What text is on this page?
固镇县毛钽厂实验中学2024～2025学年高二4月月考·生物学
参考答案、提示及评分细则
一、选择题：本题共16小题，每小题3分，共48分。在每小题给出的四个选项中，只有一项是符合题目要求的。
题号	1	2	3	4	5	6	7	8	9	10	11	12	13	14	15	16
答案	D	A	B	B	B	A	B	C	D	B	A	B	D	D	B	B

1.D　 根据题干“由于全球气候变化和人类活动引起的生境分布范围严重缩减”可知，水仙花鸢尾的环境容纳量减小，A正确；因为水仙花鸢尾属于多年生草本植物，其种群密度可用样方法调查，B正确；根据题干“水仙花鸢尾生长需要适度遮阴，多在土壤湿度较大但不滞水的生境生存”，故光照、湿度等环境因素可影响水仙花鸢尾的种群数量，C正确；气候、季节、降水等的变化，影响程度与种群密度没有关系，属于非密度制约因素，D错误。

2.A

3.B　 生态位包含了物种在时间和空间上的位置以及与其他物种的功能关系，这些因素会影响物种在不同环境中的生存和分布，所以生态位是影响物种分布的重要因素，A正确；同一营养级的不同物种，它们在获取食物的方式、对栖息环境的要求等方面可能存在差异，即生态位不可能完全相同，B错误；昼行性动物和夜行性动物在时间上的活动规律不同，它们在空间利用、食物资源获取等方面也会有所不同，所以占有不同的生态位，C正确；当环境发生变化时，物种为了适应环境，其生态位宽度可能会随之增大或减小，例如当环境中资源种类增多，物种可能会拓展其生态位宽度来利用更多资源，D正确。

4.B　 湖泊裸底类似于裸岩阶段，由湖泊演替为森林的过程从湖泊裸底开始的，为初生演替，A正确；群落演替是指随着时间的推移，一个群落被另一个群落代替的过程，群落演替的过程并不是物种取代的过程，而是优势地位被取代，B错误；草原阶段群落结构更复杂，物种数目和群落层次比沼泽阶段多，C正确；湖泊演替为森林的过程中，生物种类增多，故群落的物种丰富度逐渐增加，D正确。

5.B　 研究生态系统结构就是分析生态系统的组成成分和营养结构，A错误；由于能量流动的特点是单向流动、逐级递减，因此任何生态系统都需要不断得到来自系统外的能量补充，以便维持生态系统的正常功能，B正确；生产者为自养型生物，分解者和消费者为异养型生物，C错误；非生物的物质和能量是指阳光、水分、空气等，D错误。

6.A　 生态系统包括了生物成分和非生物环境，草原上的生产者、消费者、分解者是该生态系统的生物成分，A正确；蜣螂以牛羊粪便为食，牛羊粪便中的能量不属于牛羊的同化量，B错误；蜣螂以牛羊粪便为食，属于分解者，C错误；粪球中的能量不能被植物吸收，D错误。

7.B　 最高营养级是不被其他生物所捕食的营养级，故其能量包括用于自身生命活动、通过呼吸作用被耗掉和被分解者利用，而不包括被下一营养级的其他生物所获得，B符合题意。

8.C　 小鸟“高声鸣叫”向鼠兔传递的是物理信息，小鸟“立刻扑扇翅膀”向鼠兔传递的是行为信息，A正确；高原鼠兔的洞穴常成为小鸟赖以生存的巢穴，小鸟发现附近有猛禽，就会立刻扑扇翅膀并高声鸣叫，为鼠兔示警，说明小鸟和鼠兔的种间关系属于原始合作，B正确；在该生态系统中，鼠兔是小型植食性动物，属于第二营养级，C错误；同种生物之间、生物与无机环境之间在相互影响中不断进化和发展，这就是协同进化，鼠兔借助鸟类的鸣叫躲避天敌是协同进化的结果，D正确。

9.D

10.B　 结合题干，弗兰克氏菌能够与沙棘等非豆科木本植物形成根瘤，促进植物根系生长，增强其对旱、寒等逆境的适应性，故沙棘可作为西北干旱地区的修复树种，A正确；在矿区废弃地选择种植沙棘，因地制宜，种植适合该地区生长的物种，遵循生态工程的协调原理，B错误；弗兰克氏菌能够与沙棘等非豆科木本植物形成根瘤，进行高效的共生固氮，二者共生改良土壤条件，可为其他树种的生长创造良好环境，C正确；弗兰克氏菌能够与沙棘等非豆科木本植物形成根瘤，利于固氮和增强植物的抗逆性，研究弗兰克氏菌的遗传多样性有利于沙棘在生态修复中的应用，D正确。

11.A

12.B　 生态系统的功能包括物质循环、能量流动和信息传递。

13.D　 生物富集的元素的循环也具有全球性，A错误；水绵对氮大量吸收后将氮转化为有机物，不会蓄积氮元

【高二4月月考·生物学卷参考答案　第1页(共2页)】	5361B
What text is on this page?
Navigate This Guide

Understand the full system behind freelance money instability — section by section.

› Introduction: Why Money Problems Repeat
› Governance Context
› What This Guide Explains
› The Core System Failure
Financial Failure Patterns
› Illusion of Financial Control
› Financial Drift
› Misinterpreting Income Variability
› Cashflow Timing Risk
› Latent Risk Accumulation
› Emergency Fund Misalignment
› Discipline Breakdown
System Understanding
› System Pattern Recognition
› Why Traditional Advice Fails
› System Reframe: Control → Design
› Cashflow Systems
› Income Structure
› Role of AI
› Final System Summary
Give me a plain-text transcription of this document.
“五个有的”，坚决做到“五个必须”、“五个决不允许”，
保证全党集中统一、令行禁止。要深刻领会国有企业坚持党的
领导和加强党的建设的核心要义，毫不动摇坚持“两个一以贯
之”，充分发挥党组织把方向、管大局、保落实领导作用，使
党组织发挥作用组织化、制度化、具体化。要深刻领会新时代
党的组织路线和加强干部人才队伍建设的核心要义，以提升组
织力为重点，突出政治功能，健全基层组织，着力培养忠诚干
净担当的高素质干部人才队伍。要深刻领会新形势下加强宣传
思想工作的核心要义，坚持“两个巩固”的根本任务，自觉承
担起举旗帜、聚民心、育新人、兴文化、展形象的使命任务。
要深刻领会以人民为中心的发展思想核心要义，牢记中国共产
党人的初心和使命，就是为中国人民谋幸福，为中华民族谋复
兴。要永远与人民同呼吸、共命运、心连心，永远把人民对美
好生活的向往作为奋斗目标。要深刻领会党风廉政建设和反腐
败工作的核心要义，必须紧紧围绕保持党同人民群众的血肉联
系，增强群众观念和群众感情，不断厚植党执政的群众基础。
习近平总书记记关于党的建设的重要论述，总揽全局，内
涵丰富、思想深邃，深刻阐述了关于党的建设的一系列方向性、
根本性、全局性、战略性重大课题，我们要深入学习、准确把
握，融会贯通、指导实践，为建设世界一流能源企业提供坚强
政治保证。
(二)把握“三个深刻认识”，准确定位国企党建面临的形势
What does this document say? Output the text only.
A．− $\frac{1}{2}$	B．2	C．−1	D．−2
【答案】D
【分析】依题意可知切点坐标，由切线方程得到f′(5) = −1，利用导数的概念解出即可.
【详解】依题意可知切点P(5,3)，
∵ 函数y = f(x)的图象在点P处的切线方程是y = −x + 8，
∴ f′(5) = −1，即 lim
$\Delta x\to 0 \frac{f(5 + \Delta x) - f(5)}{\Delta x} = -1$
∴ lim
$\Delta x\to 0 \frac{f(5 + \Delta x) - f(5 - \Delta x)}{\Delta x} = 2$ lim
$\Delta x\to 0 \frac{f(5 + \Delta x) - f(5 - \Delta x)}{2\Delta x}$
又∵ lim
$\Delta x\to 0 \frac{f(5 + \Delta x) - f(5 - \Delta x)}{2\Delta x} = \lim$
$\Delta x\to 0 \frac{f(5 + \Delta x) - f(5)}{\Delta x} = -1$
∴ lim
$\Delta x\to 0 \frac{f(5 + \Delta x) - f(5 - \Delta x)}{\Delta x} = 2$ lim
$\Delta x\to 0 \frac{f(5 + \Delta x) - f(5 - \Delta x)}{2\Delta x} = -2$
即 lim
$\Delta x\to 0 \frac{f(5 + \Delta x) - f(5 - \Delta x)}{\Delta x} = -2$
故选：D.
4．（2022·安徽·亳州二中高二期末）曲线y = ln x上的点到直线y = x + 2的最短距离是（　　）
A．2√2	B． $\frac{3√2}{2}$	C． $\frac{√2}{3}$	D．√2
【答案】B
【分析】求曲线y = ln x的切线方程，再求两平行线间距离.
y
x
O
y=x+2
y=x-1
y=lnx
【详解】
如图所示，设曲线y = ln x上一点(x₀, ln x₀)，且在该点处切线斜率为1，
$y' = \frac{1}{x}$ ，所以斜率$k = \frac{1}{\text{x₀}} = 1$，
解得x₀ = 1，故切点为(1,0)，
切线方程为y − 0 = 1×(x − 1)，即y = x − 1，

☆ ☆ ☆

* EXERCISE TASK
Can you quote exactly the lines from the one containing "What does this" through the last line of the records above, and nothing else?

* RESPONSE TO THIS EXERCISE
What does this document say? Output the text only.
A．− $\frac{1}{2}$	B．2	C．−1	D．−2
【答案】D
【分析】依题意可知切点坐标，由切线方程得到f′(5) = −1，利用导数的概念解出即可.
【详解】依题意可知切点P(5,3)，
∵ 函数y = f(x)的图象在点P处的切线方程是y = −x + 8，
∴ f′(5) = −1，即 lim
$\Delta x\to 0 \frac{f(5 + \Delta x) - f(5)}{\Delta x} = -1$
∴ lim
$\Delta x\to 0 \frac{f(5 + \Delta x) - f(5 - \Delta x)}{\Delta x} = 2$ lim
$\Delta x\to 0 \frac{f(5 + \Delta x) - f(5 - \Delta x)}{2\Delta x}$
又∵ lim
$\Delta x\to 0 \frac{f(5 + \Delta x) - f(5 - \Delta x)}{2\Delta x} = \lim$
$\Delta x\to 0 \frac{f(5 + \Delta x) - f(5)}{\Delta x} = -1$
∴ lim
$\Delta x\to 0 \frac{f(5 + \Delta x) - f(5 - \Delta x)}{\Delta x} = 2$ lim
$\Delta x\to 0 \frac{f(5 + \Delta x) - f(5 - \Delta x)}{2\Delta x} = -2$
即 lim
$\Delta x\to 0 \frac{f(5 + \Delta x) - f(5 - \Delta x)}{\Delta x} = -2$
故选：D.
4．（2022·安徽·亳州二中高二期末）曲线y = ln x上的点到直线y = x + 2的最短距离是（　　）
A．2√2	B． $\frac{3√2}{2}$	C． $\frac{√2}{3}$	D．√2
【答案】B
【分析】求曲线y = ln x的切线方程，再求两平行线间距离.
y
x
O
y=x+2
y=x-1
y=lnx
【详解】
如图所示，设曲线y = ln x上一点(x₀, ln x₀)，且在该点处切线斜率为1，
$y' = \frac{1}{x}$ ，所以斜率$k = \frac{1}{\text{x₀}} = 1$，
解得x₀ = 1，故切点为(1,0)，
切线方程为y − 0 = 1×(x − 1)，即y = x − 1，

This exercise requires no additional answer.